— THE TASK —
Can you quote the records below in full, word for word?

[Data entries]
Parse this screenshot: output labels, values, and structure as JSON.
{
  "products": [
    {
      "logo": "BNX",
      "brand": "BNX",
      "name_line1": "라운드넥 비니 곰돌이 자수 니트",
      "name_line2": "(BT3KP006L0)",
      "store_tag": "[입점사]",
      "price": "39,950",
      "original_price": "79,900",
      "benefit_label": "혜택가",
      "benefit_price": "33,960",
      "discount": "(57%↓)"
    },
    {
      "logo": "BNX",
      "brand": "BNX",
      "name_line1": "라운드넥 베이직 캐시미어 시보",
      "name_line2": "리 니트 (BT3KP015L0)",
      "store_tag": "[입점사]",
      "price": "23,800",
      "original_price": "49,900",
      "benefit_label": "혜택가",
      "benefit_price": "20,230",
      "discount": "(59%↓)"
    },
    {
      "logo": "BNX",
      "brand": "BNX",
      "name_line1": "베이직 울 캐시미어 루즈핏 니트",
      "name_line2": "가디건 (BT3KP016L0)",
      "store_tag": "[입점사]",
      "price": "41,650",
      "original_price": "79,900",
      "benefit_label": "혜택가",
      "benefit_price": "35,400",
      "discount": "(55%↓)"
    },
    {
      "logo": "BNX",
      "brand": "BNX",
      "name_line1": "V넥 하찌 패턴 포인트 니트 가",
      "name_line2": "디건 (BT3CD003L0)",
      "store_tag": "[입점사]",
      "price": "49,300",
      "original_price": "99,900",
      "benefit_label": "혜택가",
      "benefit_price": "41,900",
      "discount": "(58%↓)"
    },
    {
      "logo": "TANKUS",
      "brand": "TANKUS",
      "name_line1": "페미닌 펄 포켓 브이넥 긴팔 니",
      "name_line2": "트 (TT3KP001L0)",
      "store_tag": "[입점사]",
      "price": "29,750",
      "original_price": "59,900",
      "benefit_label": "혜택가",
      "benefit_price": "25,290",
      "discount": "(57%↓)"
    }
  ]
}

— RESPONSE FOR THIS EXERCISE —
Parse this screenshot: output labels, values, and structure as JSON.
{
  "products": [
    {
      "logo": "BNX",
      "brand": "BNX",
      "name_line1": "라운드넥 비니 곰돌이 자수 니트",
      "name_line2": "(BT3KP006L0)",
      "store_tag": "[입점사]",
      "price": "39,950",
      "original_price": "79,900",
      "benefit_label": "혜택가",
      "benefit_price": "33,960",
      "discount": "(57%↓)"
    },
    {
      "logo": "BNX",
      "brand": "BNX",
      "name_line1": "라운드넥 베이직 캐시미어 시보",
      "name_line2": "리 니트 (BT3KP015L0)",
      "store_tag": "[입점사]",
      "price": "23,800",
      "original_price": "49,900",
      "benefit_label": "혜택가",
      "benefit_price": "20,230",
      "discount": "(59%↓)"
    },
    {
      "logo": "BNX",
      "brand": "BNX",
      "name_line1": "베이직 울 캐시미어 루즈핏 니트",
      "name_line2": "가디건 (BT3KP016L0)",
      "store_tag": "[입점사]",
      "price": "41,650",
      "original_price": "79,900",
      "benefit_label": "혜택가",
      "benefit_price": "35,400",
      "discount": "(55%↓)"
    },
    {
      "logo": "BNX",
      "brand": "BNX",
      "name_line1": "V넥 하찌 패턴 포인트 니트 가",
      "name_line2": "디건 (BT3CD003L0)",
      "store_tag": "[입점사]",
      "price": "49,300",
      "original_price": "99,900",
      "benefit_label": "혜택가",
      "benefit_price": "41,900",
      "discount": "(58%↓)"
    },
    {
      "logo": "TANKUS",
      "brand": "TANKUS",
      "name_line1": "페미닌 펄 포켓 브이넥 긴팔 니",
      "name_line2": "트 (TT3KP001L0)",
      "store_tag": "[입점사]",
      "price": "29,750",
      "original_price": "59,900",
      "benefit_label": "혜택가",
      "benefit_price": "25,290",
      "discount": "(57%↓)"
    }
  ]
}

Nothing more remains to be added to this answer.